##### Record list

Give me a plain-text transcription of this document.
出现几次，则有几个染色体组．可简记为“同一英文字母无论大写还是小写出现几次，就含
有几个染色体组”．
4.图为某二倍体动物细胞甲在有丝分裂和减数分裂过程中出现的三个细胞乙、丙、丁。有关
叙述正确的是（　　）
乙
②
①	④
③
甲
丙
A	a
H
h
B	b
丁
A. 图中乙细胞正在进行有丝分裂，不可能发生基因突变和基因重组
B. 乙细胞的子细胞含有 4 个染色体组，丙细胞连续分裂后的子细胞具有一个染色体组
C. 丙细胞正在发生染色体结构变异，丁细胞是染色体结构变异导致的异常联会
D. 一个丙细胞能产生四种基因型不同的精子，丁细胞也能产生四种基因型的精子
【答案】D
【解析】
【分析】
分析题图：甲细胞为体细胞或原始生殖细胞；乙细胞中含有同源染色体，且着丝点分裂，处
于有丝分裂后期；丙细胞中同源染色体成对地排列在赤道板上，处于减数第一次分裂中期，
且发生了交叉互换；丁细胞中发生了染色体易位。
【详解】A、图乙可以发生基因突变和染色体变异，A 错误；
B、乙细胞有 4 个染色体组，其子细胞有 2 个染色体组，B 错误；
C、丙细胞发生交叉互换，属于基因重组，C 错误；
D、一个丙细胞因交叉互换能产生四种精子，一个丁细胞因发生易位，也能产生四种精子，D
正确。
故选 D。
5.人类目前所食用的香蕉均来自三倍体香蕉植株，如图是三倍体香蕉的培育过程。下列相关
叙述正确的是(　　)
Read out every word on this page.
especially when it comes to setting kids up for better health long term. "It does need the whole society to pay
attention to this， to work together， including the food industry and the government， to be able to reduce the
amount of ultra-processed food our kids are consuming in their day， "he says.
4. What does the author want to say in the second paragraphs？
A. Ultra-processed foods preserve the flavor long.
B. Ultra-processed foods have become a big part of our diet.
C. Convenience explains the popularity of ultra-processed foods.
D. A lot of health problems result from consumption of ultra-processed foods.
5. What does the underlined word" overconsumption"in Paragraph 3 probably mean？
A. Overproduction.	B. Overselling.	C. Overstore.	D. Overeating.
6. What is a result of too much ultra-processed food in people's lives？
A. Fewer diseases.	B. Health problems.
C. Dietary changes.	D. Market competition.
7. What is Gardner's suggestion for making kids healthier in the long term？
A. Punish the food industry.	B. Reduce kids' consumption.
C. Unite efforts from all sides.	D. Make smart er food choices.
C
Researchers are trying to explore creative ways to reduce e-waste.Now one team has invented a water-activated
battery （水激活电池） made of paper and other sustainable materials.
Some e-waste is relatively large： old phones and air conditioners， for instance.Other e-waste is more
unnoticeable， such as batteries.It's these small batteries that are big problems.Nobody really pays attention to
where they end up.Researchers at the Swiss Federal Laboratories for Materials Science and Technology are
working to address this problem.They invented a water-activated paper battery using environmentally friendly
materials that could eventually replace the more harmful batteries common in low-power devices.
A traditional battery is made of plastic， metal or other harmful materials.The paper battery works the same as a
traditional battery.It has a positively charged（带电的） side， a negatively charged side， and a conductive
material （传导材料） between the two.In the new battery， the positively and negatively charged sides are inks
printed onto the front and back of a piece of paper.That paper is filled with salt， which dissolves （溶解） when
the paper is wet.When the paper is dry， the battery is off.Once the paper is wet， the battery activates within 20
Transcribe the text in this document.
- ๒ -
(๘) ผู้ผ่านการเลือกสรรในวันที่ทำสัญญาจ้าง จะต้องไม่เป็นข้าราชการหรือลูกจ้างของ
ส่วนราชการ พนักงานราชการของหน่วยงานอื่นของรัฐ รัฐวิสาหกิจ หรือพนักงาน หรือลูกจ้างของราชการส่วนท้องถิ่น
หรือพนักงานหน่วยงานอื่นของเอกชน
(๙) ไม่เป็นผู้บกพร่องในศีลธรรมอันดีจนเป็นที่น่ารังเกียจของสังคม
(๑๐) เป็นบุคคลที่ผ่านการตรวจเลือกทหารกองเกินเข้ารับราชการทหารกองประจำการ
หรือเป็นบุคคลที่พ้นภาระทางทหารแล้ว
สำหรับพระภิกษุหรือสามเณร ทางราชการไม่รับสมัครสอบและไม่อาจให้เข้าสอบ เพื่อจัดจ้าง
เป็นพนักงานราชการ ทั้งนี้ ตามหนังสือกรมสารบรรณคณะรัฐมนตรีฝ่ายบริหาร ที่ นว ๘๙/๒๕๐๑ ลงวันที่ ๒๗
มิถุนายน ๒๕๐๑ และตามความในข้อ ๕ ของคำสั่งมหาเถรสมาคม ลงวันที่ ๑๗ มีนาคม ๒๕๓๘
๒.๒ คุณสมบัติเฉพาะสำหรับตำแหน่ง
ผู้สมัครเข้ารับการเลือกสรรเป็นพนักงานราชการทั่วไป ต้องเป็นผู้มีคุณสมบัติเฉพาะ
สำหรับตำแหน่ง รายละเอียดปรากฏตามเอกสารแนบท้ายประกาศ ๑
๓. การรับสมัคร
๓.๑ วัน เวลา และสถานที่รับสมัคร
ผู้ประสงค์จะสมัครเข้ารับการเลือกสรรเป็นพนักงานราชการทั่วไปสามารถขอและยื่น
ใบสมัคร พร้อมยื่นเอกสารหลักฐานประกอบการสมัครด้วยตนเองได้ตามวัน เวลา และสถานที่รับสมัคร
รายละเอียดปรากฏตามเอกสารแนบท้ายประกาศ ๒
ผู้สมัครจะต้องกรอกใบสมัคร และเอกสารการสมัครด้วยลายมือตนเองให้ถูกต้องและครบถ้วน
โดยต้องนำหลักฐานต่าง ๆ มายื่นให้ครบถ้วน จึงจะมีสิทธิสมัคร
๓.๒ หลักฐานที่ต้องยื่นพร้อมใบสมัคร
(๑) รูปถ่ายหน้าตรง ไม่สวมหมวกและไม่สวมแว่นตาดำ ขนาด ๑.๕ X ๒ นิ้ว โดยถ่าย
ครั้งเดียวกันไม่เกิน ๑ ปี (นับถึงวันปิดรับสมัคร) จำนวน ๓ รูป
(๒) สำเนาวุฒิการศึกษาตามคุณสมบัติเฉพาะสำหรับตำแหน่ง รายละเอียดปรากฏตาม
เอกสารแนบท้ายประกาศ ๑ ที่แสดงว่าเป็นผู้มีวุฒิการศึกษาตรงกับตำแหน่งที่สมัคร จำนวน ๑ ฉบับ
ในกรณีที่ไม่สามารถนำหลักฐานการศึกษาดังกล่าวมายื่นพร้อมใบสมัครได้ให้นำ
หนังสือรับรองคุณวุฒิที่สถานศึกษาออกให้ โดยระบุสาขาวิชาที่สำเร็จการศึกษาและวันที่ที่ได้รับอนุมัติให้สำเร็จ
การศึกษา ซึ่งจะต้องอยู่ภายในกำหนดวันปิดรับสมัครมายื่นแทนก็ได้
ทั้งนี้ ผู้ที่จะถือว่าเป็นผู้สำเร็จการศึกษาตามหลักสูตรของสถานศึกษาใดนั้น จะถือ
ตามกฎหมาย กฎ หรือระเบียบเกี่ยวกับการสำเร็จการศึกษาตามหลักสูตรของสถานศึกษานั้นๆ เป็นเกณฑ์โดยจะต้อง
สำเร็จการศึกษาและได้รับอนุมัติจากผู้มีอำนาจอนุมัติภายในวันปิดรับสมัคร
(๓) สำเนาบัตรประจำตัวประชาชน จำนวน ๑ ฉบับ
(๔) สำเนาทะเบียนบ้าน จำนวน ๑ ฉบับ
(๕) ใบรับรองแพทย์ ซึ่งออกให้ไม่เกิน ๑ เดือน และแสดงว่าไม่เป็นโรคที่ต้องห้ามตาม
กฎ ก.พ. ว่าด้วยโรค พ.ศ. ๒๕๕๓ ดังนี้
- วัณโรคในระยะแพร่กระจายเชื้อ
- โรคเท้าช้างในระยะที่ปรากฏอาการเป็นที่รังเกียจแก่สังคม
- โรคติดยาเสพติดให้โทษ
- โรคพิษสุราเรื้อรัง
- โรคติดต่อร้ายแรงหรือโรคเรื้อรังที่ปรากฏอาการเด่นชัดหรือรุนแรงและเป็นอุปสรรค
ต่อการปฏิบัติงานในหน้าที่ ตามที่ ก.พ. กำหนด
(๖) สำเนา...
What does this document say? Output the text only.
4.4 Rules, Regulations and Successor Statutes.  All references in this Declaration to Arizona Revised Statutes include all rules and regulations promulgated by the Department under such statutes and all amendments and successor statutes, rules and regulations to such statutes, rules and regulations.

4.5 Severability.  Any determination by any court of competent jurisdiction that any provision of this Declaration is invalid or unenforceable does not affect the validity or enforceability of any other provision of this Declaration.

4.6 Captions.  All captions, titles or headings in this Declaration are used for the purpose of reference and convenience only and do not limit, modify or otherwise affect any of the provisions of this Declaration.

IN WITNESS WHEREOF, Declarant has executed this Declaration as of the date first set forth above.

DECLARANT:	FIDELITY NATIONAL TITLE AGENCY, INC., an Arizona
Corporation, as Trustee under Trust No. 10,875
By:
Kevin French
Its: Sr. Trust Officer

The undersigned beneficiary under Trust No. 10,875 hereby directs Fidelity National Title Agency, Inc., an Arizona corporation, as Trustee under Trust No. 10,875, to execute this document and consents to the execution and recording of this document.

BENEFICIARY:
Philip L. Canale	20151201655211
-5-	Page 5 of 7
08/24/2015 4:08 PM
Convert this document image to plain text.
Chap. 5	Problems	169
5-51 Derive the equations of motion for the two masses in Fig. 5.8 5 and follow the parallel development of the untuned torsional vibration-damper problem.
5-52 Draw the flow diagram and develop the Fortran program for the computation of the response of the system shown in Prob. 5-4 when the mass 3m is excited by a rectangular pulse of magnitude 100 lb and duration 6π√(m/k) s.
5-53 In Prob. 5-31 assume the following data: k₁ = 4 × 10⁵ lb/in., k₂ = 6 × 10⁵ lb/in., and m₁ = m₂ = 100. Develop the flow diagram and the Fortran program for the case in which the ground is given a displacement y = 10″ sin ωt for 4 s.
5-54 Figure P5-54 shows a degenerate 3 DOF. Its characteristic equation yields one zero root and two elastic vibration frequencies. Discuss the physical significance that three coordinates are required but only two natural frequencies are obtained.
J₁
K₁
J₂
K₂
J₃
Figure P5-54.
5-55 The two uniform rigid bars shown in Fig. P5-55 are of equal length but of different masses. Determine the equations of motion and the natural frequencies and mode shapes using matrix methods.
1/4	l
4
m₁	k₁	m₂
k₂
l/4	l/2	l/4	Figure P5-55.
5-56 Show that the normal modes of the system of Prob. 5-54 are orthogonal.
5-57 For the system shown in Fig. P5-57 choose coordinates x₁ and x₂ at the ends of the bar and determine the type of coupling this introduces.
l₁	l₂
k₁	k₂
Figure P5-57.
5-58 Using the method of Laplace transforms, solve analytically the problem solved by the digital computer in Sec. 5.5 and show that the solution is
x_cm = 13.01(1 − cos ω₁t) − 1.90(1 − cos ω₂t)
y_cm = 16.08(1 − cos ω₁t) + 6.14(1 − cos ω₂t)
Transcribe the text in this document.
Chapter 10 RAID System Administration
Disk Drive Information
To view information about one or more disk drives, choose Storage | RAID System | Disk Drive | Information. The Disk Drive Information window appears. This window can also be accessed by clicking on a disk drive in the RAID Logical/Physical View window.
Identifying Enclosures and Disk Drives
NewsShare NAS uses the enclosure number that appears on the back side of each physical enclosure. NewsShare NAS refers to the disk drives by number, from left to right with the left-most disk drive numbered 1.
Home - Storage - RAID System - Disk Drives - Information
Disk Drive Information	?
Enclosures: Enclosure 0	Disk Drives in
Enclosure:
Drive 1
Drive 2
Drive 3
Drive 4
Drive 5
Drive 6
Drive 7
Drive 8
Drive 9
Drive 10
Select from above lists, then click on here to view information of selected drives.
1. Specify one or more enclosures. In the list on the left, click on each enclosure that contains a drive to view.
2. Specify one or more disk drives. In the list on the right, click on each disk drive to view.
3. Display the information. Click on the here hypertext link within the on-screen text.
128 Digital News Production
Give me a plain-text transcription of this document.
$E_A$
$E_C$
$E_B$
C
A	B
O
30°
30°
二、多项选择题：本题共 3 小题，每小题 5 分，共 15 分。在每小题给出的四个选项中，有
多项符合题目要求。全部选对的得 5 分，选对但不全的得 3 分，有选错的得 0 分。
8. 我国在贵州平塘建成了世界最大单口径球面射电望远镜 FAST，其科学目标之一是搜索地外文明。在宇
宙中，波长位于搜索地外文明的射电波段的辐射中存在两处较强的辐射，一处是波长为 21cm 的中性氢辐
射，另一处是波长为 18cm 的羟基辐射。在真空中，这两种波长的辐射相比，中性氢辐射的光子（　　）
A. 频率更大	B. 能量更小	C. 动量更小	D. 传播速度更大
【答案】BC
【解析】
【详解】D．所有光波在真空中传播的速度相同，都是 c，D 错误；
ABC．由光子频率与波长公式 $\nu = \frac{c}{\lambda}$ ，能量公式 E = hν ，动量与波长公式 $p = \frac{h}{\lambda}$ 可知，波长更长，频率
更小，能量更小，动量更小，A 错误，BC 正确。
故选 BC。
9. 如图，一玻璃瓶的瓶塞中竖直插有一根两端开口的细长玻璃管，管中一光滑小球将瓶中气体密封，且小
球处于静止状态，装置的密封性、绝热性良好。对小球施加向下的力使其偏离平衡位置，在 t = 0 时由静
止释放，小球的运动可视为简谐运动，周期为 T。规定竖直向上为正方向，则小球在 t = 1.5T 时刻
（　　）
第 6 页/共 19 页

##########

List all lines in the material containing the string "kids".

especially when it comes to setting kids up for better health long term. "It does need the whole society to pay
amount of ultra-processed food our kids are consuming in their day， "he says.
7. What is Gardner's suggestion for making kids healthier in the long term？
A. Punish the food industry.	B. Reduce kids' consumption.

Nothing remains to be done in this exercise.